# [Work to complete]
The complete listing should be restated exactly.

# [Records to process]
——————————
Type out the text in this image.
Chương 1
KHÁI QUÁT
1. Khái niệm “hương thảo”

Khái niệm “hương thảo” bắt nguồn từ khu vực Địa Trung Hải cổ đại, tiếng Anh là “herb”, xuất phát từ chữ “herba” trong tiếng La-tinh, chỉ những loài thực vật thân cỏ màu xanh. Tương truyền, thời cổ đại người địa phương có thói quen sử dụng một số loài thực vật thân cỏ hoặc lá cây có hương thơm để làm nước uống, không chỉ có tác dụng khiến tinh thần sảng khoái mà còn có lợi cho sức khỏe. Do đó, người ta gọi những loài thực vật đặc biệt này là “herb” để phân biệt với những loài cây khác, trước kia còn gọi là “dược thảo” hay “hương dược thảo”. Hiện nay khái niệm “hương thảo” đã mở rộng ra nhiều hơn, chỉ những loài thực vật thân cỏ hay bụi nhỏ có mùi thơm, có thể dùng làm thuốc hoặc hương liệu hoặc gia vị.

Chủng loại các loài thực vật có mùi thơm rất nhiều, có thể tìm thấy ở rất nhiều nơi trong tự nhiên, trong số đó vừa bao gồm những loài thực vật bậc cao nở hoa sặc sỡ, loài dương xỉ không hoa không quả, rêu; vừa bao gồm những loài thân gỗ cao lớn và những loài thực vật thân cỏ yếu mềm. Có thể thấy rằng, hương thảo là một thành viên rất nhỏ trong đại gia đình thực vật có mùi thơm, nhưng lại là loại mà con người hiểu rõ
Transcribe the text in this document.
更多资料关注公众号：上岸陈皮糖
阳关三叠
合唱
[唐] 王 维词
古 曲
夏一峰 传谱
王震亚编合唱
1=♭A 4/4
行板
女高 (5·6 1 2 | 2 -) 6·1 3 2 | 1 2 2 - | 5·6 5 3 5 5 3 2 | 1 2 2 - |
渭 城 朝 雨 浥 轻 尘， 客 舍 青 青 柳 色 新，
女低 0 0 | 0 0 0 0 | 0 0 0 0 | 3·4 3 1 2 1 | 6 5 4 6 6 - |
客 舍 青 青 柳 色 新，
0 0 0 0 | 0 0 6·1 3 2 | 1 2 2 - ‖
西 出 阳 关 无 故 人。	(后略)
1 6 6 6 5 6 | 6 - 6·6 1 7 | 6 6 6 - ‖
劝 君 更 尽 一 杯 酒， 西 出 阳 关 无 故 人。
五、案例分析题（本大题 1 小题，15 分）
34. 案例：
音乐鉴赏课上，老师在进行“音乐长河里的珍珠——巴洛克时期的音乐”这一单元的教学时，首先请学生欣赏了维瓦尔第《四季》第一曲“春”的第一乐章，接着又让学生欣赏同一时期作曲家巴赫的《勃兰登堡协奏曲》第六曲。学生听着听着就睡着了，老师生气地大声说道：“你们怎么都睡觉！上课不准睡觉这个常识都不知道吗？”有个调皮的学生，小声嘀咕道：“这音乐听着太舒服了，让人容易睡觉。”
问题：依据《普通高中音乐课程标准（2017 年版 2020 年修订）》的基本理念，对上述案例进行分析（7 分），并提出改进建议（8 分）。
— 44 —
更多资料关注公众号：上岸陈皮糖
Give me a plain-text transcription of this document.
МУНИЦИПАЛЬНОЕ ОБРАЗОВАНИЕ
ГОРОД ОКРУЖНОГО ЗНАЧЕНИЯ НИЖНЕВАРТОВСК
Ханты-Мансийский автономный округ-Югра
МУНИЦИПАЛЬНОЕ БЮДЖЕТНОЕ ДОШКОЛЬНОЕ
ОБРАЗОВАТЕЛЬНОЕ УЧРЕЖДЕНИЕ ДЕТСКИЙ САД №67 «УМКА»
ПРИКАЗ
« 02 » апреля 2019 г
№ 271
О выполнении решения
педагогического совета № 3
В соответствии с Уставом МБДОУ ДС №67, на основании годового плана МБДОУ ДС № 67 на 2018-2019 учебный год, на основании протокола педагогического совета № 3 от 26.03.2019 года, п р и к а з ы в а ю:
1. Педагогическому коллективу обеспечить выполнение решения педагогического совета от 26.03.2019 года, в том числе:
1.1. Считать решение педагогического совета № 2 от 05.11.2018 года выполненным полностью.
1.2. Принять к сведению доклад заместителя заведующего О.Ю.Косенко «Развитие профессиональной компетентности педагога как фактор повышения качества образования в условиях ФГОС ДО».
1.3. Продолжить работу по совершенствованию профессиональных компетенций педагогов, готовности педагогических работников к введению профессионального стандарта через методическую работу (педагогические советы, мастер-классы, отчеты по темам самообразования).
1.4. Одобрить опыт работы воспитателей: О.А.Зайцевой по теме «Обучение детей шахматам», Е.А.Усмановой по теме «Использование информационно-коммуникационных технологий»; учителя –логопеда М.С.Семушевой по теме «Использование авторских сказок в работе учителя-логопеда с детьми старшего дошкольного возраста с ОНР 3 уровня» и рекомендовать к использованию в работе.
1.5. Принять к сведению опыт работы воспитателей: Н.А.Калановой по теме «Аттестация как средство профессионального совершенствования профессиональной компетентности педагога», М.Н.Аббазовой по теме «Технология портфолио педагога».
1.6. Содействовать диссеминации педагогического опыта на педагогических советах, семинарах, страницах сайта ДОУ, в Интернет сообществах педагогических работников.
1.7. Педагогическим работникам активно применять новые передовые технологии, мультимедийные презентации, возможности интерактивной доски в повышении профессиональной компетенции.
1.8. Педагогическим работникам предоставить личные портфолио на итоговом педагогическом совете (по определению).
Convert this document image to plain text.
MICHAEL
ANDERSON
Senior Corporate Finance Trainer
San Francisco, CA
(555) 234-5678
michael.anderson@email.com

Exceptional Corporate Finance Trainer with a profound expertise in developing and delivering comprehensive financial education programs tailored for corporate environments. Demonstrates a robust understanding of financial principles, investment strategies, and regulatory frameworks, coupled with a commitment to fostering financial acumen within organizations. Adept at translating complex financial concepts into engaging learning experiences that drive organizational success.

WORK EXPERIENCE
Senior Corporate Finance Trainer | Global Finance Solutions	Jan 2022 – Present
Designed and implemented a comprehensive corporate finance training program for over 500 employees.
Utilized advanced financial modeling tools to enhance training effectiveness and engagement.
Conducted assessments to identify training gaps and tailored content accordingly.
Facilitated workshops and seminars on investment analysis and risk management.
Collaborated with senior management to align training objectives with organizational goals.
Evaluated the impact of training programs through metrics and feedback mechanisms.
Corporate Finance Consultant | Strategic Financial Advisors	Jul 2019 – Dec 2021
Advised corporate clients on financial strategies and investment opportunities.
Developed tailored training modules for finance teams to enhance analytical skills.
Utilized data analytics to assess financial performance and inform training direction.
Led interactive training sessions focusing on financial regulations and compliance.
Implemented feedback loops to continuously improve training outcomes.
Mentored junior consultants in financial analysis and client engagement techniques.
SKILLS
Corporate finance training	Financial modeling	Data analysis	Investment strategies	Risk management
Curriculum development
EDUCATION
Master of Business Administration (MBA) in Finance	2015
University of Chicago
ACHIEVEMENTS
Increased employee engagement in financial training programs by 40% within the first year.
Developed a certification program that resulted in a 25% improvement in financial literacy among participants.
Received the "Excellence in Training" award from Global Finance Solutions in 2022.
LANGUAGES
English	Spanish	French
——————————
# [The result]
Type out the text in this image.
Chương 1
KHÁI QUÁT
1. Khái niệm “hương thảo”

Khái niệm “hương thảo” bắt nguồn từ khu vực Địa Trung Hải cổ đại, tiếng Anh là “herb”, xuất phát từ chữ “herba” trong tiếng La-tinh, chỉ những loài thực vật thân cỏ màu xanh. Tương truyền, thời cổ đại người địa phương có thói quen sử dụng một số loài thực vật thân cỏ hoặc lá cây có hương thơm để làm nước uống, không chỉ có tác dụng khiến tinh thần sảng khoái mà còn có lợi cho sức khỏe. Do đó, người ta gọi những loài thực vật đặc biệt này là “herb” để phân biệt với những loài cây khác, trước kia còn gọi là “dược thảo” hay “hương dược thảo”. Hiện nay khái niệm “hương thảo” đã mở rộng ra nhiều hơn, chỉ những loài thực vật thân cỏ hay bụi nhỏ có mùi thơm, có thể dùng làm thuốc hoặc hương liệu hoặc gia vị.

Chủng loại các loài thực vật có mùi thơm rất nhiều, có thể tìm thấy ở rất nhiều nơi trong tự nhiên, trong số đó vừa bao gồm những loài thực vật bậc cao nở hoa sặc sỡ, loài dương xỉ không hoa không quả, rêu; vừa bao gồm những loài thân gỗ cao lớn và những loài thực vật thân cỏ yếu mềm. Có thể thấy rằng, hương thảo là một thành viên rất nhỏ trong đại gia đình thực vật có mùi thơm, nhưng lại là loại mà con người hiểu rõ
Transcribe the text in this document.
更多资料关注公众号：上岸陈皮糖
阳关三叠
合唱
[唐] 王 维词
古 曲
夏一峰 传谱
王震亚编合唱
1=♭A 4/4
行板
女高 (5·6 1 2 | 2 -) 6·1 3 2 | 1 2 2 - | 5·6 5 3 5 5 3 2 | 1 2 2 - |
渭 城 朝 雨 浥 轻 尘， 客 舍 青 青 柳 色 新，
女低 0 0 | 0 0 0 0 | 0 0 0 0 | 3·4 3 1 2 1 | 6 5 4 6 6 - |
客 舍 青 青 柳 色 新，
0 0 0 0 | 0 0 6·1 3 2 | 1 2 2 - ‖
西 出 阳 关 无 故 人。	(后略)
1 6 6 6 5 6 | 6 - 6·6 1 7 | 6 6 6 - ‖
劝 君 更 尽 一 杯 酒， 西 出 阳 关 无 故 人。
五、案例分析题（本大题 1 小题，15 分）
34. 案例：
音乐鉴赏课上，老师在进行“音乐长河里的珍珠——巴洛克时期的音乐”这一单元的教学时，首先请学生欣赏了维瓦尔第《四季》第一曲“春”的第一乐章，接着又让学生欣赏同一时期作曲家巴赫的《勃兰登堡协奏曲》第六曲。学生听着听着就睡着了，老师生气地大声说道：“你们怎么都睡觉！上课不准睡觉这个常识都不知道吗？”有个调皮的学生，小声嘀咕道：“这音乐听着太舒服了，让人容易睡觉。”
问题：依据《普通高中音乐课程标准（2017 年版 2020 年修订）》的基本理念，对上述案例进行分析（7 分），并提出改进建议（8 分）。
— 44 —
更多资料关注公众号：上岸陈皮糖
Give me a plain-text transcription of this document.
МУНИЦИПАЛЬНОЕ ОБРАЗОВАНИЕ
ГОРОД ОКРУЖНОГО ЗНАЧЕНИЯ НИЖНЕВАРТОВСК
Ханты-Мансийский автономный округ-Югра
МУНИЦИПАЛЬНОЕ БЮДЖЕТНОЕ ДОШКОЛЬНОЕ
ОБРАЗОВАТЕЛЬНОЕ УЧРЕЖДЕНИЕ ДЕТСКИЙ САД №67 «УМКА»
ПРИКАЗ
« 02 » апреля 2019 г
№ 271
О выполнении решения
педагогического совета № 3
В соответствии с Уставом МБДОУ ДС №67, на основании годового плана МБДОУ ДС № 67 на 2018-2019 учебный год, на основании протокола педагогического совета № 3 от 26.03.2019 года, п р и к а з ы в а ю:
1. Педагогическому коллективу обеспечить выполнение решения педагогического совета от 26.03.2019 года, в том числе:
1.1. Считать решение педагогического совета № 2 от 05.11.2018 года выполненным полностью.
1.2. Принять к сведению доклад заместителя заведующего О.Ю.Косенко «Развитие профессиональной компетентности педагога как фактор повышения качества образования в условиях ФГОС ДО».
1.3. Продолжить работу по совершенствованию профессиональных компетенций педагогов, готовности педагогических работников к введению профессионального стандарта через методическую работу (педагогические советы, мастер-классы, отчеты по темам самообразования).
1.4. Одобрить опыт работы воспитателей: О.А.Зайцевой по теме «Обучение детей шахматам», Е.А.Усмановой по теме «Использование информационно-коммуникационных технологий»; учителя –логопеда М.С.Семушевой по теме «Использование авторских сказок в работе учителя-логопеда с детьми старшего дошкольного возраста с ОНР 3 уровня» и рекомендовать к использованию в работе.
1.5. Принять к сведению опыт работы воспитателей: Н.А.Калановой по теме «Аттестация как средство профессионального совершенствования профессиональной компетентности педагога», М.Н.Аббазовой по теме «Технология портфолио педагога».
1.6. Содействовать диссеминации педагогического опыта на педагогических советах, семинарах, страницах сайта ДОУ, в Интернет сообществах педагогических работников.
1.7. Педагогическим работникам активно применять новые передовые технологии, мультимедийные презентации, возможности интерактивной доски в повышении профессиональной компетенции.
1.8. Педагогическим работникам предоставить личные портфолио на итоговом педагогическом совете (по определению).
Convert this document image to plain text.
MICHAEL
ANDERSON
Senior Corporate Finance Trainer
San Francisco, CA
(555) 234-5678
michael.anderson@email.com

Exceptional Corporate Finance Trainer with a profound expertise in developing and delivering comprehensive financial education programs tailored for corporate environments. Demonstrates a robust understanding of financial principles, investment strategies, and regulatory frameworks, coupled with a commitment to fostering financial acumen within organizations. Adept at translating complex financial concepts into engaging learning experiences that drive organizational success.

WORK EXPERIENCE
Senior Corporate Finance Trainer | Global Finance Solutions	Jan 2022 – Present
Designed and implemented a comprehensive corporate finance training program for over 500 employees.
Utilized advanced financial modeling tools to enhance training effectiveness and engagement.
Conducted assessments to identify training gaps and tailored content accordingly.
Facilitated workshops and seminars on investment analysis and risk management.
Collaborated with senior management to align training objectives with organizational goals.
Evaluated the impact of training programs through metrics and feedback mechanisms.
Corporate Finance Consultant | Strategic Financial Advisors	Jul 2019 – Dec 2021
Advised corporate clients on financial strategies and investment opportunities.
Developed tailored training modules for finance teams to enhance analytical skills.
Utilized data analytics to assess financial performance and inform training direction.
Led interactive training sessions focusing on financial regulations and compliance.
Implemented feedback loops to continuously improve training outcomes.
Mentored junior consultants in financial analysis and client engagement techniques.
SKILLS
Corporate finance training	Financial modeling	Data analysis	Investment strategies	Risk management
Curriculum development
EDUCATION
Master of Business Administration (MBA) in Finance	2015
University of Chicago
ACHIEVEMENTS
Increased employee engagement in financial training programs by 40% within the first year.
Developed a certification program that resulted in a 25% improvement in financial literacy among participants.
Received the "Excellence in Training" award from Global Finance Solutions in 2022.
LANGUAGES
English	Spanish	French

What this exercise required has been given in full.